Dataset excerpt »
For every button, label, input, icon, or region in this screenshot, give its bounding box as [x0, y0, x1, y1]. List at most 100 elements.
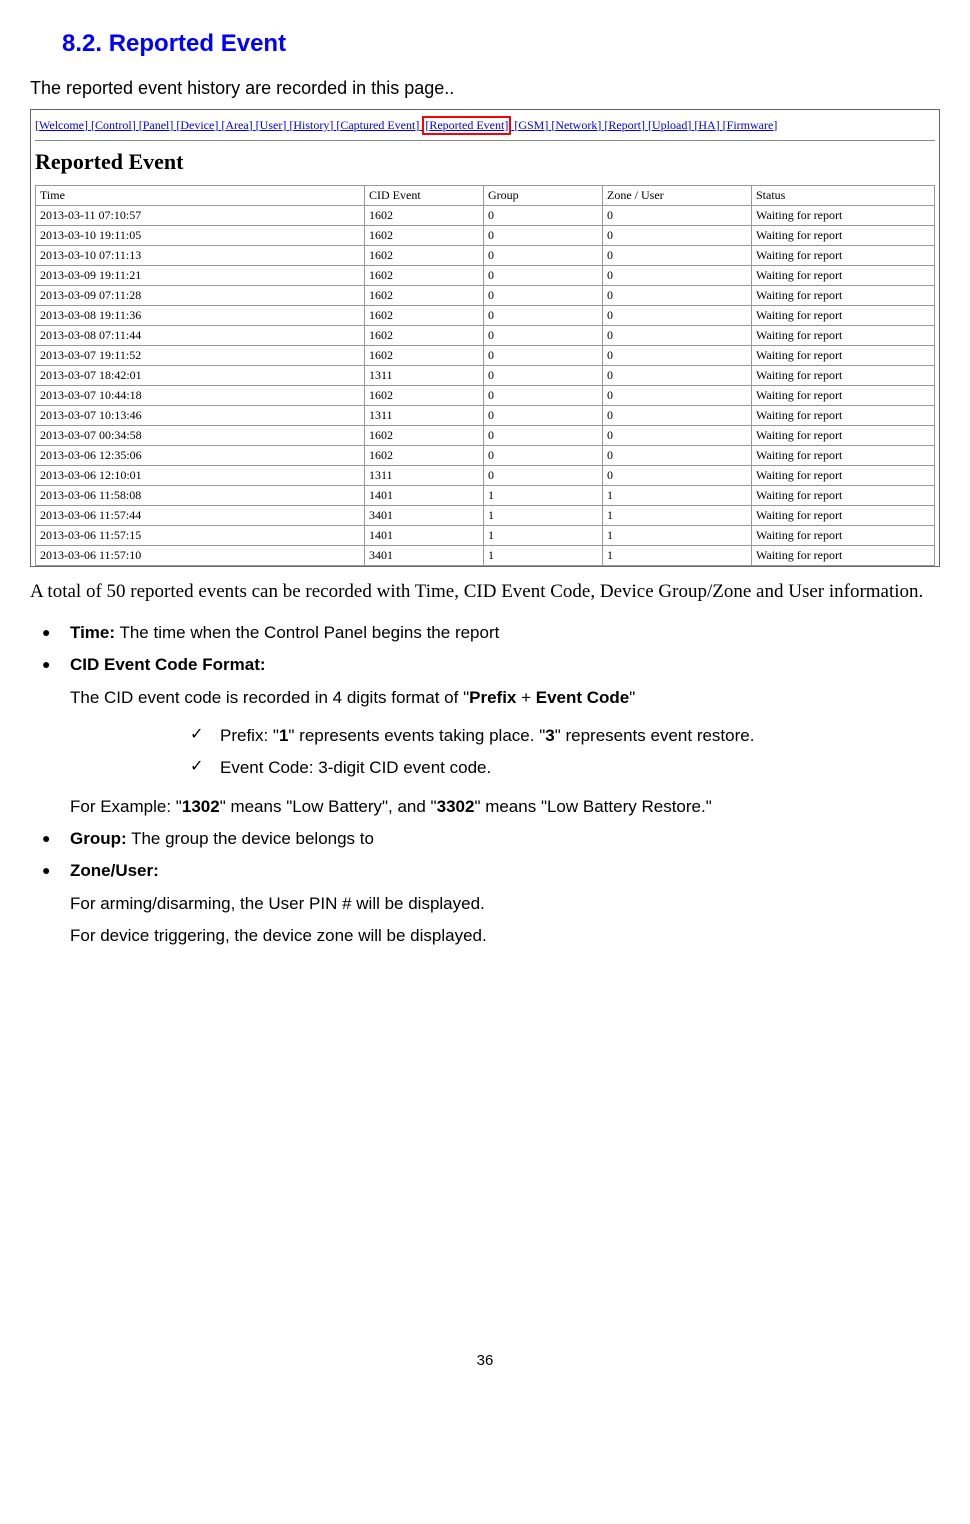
intro-text: The reported event history are recorded …: [30, 78, 940, 99]
cell-status: Waiting for report: [752, 506, 935, 526]
cell-zone: 0: [603, 306, 752, 326]
bullet-zone: Zone/User: For arming/disarming, the Use…: [70, 855, 940, 952]
cell-group: 1: [484, 546, 603, 566]
cell-zone: 1: [603, 486, 752, 506]
cell-time: 2013-03-07 18:42:01: [36, 366, 365, 386]
bullet-cid: CID Event Code Format: The CID event cod…: [70, 649, 940, 822]
cell-group: 0: [484, 426, 603, 446]
cell-cid: 1602: [365, 266, 484, 286]
cell-time: 2013-03-07 10:13:46: [36, 406, 365, 426]
cell-status: Waiting for report: [752, 226, 935, 246]
cid-desc-pre: The CID event code is recorded in 4 digi…: [70, 688, 469, 707]
col-time: Time: [36, 186, 365, 206]
cell-time: 2013-03-11 07:10:57: [36, 206, 365, 226]
table-row: 2013-03-10 19:11:05160200Waiting for rep…: [36, 226, 935, 246]
main-bullet-list: Time: The time when the Control Panel be…: [30, 617, 940, 952]
nav-link[interactable]: [Network]: [551, 118, 601, 132]
nav-link[interactable]: [HA]: [694, 118, 719, 132]
cell-time: 2013-03-10 07:11:13: [36, 246, 365, 266]
cell-zone: 0: [603, 266, 752, 286]
cell-group: 0: [484, 286, 603, 306]
nav-link[interactable]: [Captured Event]: [336, 118, 419, 132]
cell-status: Waiting for report: [752, 286, 935, 306]
cell-time: 2013-03-10 19:11:05: [36, 226, 365, 246]
cell-group: 0: [484, 226, 603, 246]
cell-status: Waiting for report: [752, 426, 935, 446]
cell-group: 1: [484, 486, 603, 506]
table-row: 2013-03-07 10:13:46131100Waiting for rep…: [36, 406, 935, 426]
cell-group: 0: [484, 306, 603, 326]
table-row: 2013-03-09 19:11:21160200Waiting for rep…: [36, 266, 935, 286]
nav-link[interactable]: [Upload]: [648, 118, 691, 132]
cell-status: Waiting for report: [752, 546, 935, 566]
nav-link[interactable]: [Firmware]: [723, 118, 778, 132]
time-desc: The time when the Control Panel begins t…: [115, 623, 499, 642]
table-row: 2013-03-06 12:35:06160200Waiting for rep…: [36, 446, 935, 466]
cell-status: Waiting for report: [752, 446, 935, 466]
cell-time: 2013-03-08 19:11:36: [36, 306, 365, 326]
cell-group: 1: [484, 526, 603, 546]
cell-zone: 0: [603, 226, 752, 246]
cell-time: 2013-03-06 11:57:10: [36, 546, 365, 566]
cell-zone: 1: [603, 526, 752, 546]
table-row: 2013-03-07 19:11:52160200Waiting for rep…: [36, 346, 935, 366]
nav-link[interactable]: [Area]: [221, 118, 252, 132]
cell-time: 2013-03-06 12:35:06: [36, 446, 365, 466]
cell-status: Waiting for report: [752, 306, 935, 326]
ex-b2: 3302: [437, 797, 475, 816]
cell-cid: 1311: [365, 366, 484, 386]
nav-link[interactable]: [Device]: [176, 118, 218, 132]
cell-zone: 0: [603, 406, 752, 426]
table-row: 2013-03-11 07:10:57160200Waiting for rep…: [36, 206, 935, 226]
cell-time: 2013-03-07 10:44:18: [36, 386, 365, 406]
check-eventcode: Event Code: 3-digit CID event code.: [220, 752, 940, 784]
cell-status: Waiting for report: [752, 366, 935, 386]
cell-cid: 3401: [365, 546, 484, 566]
nav-reported-event-highlighted[interactable]: [Reported Event]: [422, 116, 511, 135]
group-desc: The group the device belongs to: [127, 829, 374, 848]
nav-link[interactable]: [History]: [289, 118, 333, 132]
col-status: Status: [752, 186, 935, 206]
section-heading: 8.2. Reported Event: [62, 30, 940, 58]
cid-desc-post: ": [629, 688, 635, 707]
table-row: 2013-03-06 11:57:44340111Waiting for rep…: [36, 506, 935, 526]
cell-status: Waiting for report: [752, 346, 935, 366]
nav-link[interactable]: [Report]: [604, 118, 645, 132]
cell-zone: 1: [603, 546, 752, 566]
cell-status: Waiting for report: [752, 266, 935, 286]
cid-desc: The CID event code is recorded in 4 digi…: [70, 682, 940, 714]
nav-link[interactable]: [Panel]: [139, 118, 174, 132]
nav-link[interactable]: [Control]: [91, 118, 136, 132]
table-row: 2013-03-07 00:34:58160200Waiting for rep…: [36, 426, 935, 446]
table-row: 2013-03-10 07:11:13160200Waiting for rep…: [36, 246, 935, 266]
table-row: 2013-03-08 19:11:36160200Waiting for rep…: [36, 306, 935, 326]
panel-title: Reported Event: [35, 149, 935, 175]
c1-b2: 3: [545, 726, 554, 745]
cell-cid: 1602: [365, 286, 484, 306]
cell-cid: 1602: [365, 426, 484, 446]
cell-time: 2013-03-09 07:11:28: [36, 286, 365, 306]
cell-cid: 1311: [365, 406, 484, 426]
nav-link[interactable]: [User]: [256, 118, 287, 132]
divider: [35, 140, 935, 141]
cell-cid: 1602: [365, 206, 484, 226]
cell-group: 0: [484, 366, 603, 386]
cell-group: 0: [484, 406, 603, 426]
zone-label: Zone/User:: [70, 861, 159, 880]
cell-zone: 0: [603, 246, 752, 266]
embedded-screenshot: [Welcome] [Control] [Panel] [Device] [Ar…: [30, 109, 940, 567]
col-cid: CID Event: [365, 186, 484, 206]
table-row: 2013-03-06 11:57:15140111Waiting for rep…: [36, 526, 935, 546]
cell-time: 2013-03-07 19:11:52: [36, 346, 365, 366]
nav-link[interactable]: [GSM]: [514, 118, 548, 132]
nav-link[interactable]: [Welcome]: [35, 118, 88, 132]
cell-cid: 1401: [365, 486, 484, 506]
cell-cid: 1602: [365, 306, 484, 326]
cell-cid: 3401: [365, 506, 484, 526]
cell-status: Waiting for report: [752, 486, 935, 506]
cell-group: 0: [484, 246, 603, 266]
cell-zone: 0: [603, 386, 752, 406]
cell-cid: 1602: [365, 326, 484, 346]
cell-zone: 0: [603, 286, 752, 306]
bullet-group: Group: The group the device belongs to: [70, 823, 940, 855]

STATED PROBLEM » Copy every line of the entries above verbatim, omitting the pictures.

ANSWER IN FULL »
For every button, label, input, icon, or region in this screenshot, give its bounding box as [x0, y0, x1, y1]. List at most 100 elements.
intro-text: The reported event history are recorded …: [30, 78, 940, 99]
cell-status: Waiting for report: [752, 506, 935, 526]
cell-zone: 0: [603, 306, 752, 326]
bullet-zone: Zone/User: For arming/disarming, the Use…: [70, 855, 940, 952]
cell-group: 1: [484, 546, 603, 566]
cell-zone: 1: [603, 486, 752, 506]
cell-time: 2013-03-07 18:42:01: [36, 366, 365, 386]
bullet-cid: CID Event Code Format: The CID event cod…: [70, 649, 940, 822]
cell-group: 0: [484, 426, 603, 446]
cell-cid: 1602: [365, 266, 484, 286]
cell-time: 2013-03-07 10:13:46: [36, 406, 365, 426]
cell-status: Waiting for report: [752, 226, 935, 246]
cid-desc-pre: The CID event code is recorded in 4 digi…: [70, 688, 469, 707]
col-time: Time: [36, 186, 365, 206]
cell-time: 2013-03-11 07:10:57: [36, 206, 365, 226]
table-row: 2013-03-10 19:11:05160200Waiting for rep…: [36, 226, 935, 246]
main-bullet-list: Time: The time when the Control Panel be…: [30, 617, 940, 952]
nav-link[interactable]: [Network]: [551, 118, 601, 132]
nav-link[interactable]: [HA]: [694, 118, 719, 132]
cell-time: 2013-03-10 07:11:13: [36, 246, 365, 266]
cell-zone: 0: [603, 266, 752, 286]
cell-group: 0: [484, 286, 603, 306]
nav-link[interactable]: [Captured Event]: [336, 118, 419, 132]
cell-status: Waiting for report: [752, 286, 935, 306]
cell-time: 2013-03-10 19:11:05: [36, 226, 365, 246]
cell-group: 0: [484, 226, 603, 246]
cell-status: Waiting for report: [752, 426, 935, 446]
cell-group: 1: [484, 486, 603, 506]
table-row: 2013-03-07 10:13:46131100Waiting for rep…: [36, 406, 935, 426]
cell-group: 0: [484, 306, 603, 326]
table-row: 2013-03-09 19:11:21160200Waiting for rep…: [36, 266, 935, 286]
nav-link[interactable]: [Upload]: [648, 118, 691, 132]
cell-status: Waiting for report: [752, 546, 935, 566]
nav-link[interactable]: [Firmware]: [723, 118, 778, 132]
time-desc: The time when the Control Panel begins t…: [115, 623, 499, 642]
table-row: 2013-03-06 12:35:06160200Waiting for rep…: [36, 446, 935, 466]
cell-status: Waiting for report: [752, 446, 935, 466]
cell-time: 2013-03-08 19:11:36: [36, 306, 365, 326]
cell-group: 1: [484, 526, 603, 546]
cell-zone: 0: [603, 226, 752, 246]
cell-time: 2013-03-06 11:57:10: [36, 546, 365, 566]
cell-zone: 1: [603, 526, 752, 546]
table-row: 2013-03-07 19:11:52160200Waiting for rep…: [36, 346, 935, 366]
nav-link[interactable]: [Area]: [221, 118, 252, 132]
cell-time: 2013-03-06 12:35:06: [36, 446, 365, 466]
cell-status: Waiting for report: [752, 306, 935, 326]
ex-b2: 3302: [437, 797, 475, 816]
cell-cid: 1311: [365, 366, 484, 386]
nav-link[interactable]: [Device]: [176, 118, 218, 132]
cell-zone: 0: [603, 406, 752, 426]
table-row: 2013-03-11 07:10:57160200Waiting for rep…: [36, 206, 935, 226]
cell-time: 2013-03-07 10:44:18: [36, 386, 365, 406]
check-eventcode: Event Code: 3-digit CID event code.: [220, 752, 940, 784]
cell-status: Waiting for report: [752, 366, 935, 386]
cell-cid: 3401: [365, 546, 484, 566]
nav-reported-event-highlighted[interactable]: [Reported Event]: [422, 116, 511, 135]
group-desc: The group the device belongs to: [127, 829, 374, 848]
nav-link[interactable]: [History]: [289, 118, 333, 132]
col-status: Status: [752, 186, 935, 206]
section-heading: 8.2. Reported Event: [62, 30, 940, 58]
cid-desc-post: ": [629, 688, 635, 707]
table-row: 2013-03-06 11:57:44340111Waiting for rep…: [36, 506, 935, 526]
cell-status: Waiting for report: [752, 346, 935, 366]
nav-link[interactable]: [Report]: [604, 118, 645, 132]
cell-zone: 1: [603, 546, 752, 566]
cell-status: Waiting for report: [752, 266, 935, 286]
cid-desc: The CID event code is recorded in 4 digi…: [70, 682, 940, 714]
nav-link[interactable]: [Panel]: [139, 118, 174, 132]
nav-link[interactable]: [Control]: [91, 118, 136, 132]
table-row: 2013-03-07 00:34:58160200Waiting for rep…: [36, 426, 935, 446]
table-row: 2013-03-10 07:11:13160200Waiting for rep…: [36, 246, 935, 266]
table-row: 2013-03-08 19:11:36160200Waiting for rep…: [36, 306, 935, 326]
panel-title: Reported Event: [35, 149, 935, 175]
c1-b2: 3: [545, 726, 554, 745]
cell-cid: 1602: [365, 286, 484, 306]
cell-cid: 1602: [365, 426, 484, 446]
cell-time: 2013-03-09 07:11:28: [36, 286, 365, 306]
cell-cid: 1311: [365, 406, 484, 426]
nav-link[interactable]: [User]: [256, 118, 287, 132]
divider: [35, 140, 935, 141]
cell-cid: 1602: [365, 206, 484, 226]
cell-group: 0: [484, 366, 603, 386]
cell-group: 0: [484, 406, 603, 426]
zone-label: Zone/User:: [70, 861, 159, 880]
cell-zone: 0: [603, 246, 752, 266]
embedded-screenshot: [Welcome] [Control] [Panel] [Device] [Ar…: [30, 109, 940, 567]
col-cid: CID Event: [365, 186, 484, 206]
table-row: 2013-03-06 11:57:15140111Waiting for rep…: [36, 526, 935, 546]
cell-time: 2013-03-07 19:11:52: [36, 346, 365, 366]
nav-link[interactable]: [GSM]: [514, 118, 548, 132]
nav-link[interactable]: [Welcome]: [35, 118, 88, 132]
cell-cid: 1401: [365, 486, 484, 506]
cell-cid: 1602: [365, 306, 484, 326]
cell-cid: 3401: [365, 506, 484, 526]
cell-status: Waiting for report: [752, 486, 935, 506]
cell-group: 0: [484, 246, 603, 266]
cell-zone: 0: [603, 386, 752, 406]
cell-cid: 1602: [365, 326, 484, 346]
cell-zone: 0: [603, 286, 752, 306]
bullet-group: Group: The group the device belongs to: [70, 823, 940, 855]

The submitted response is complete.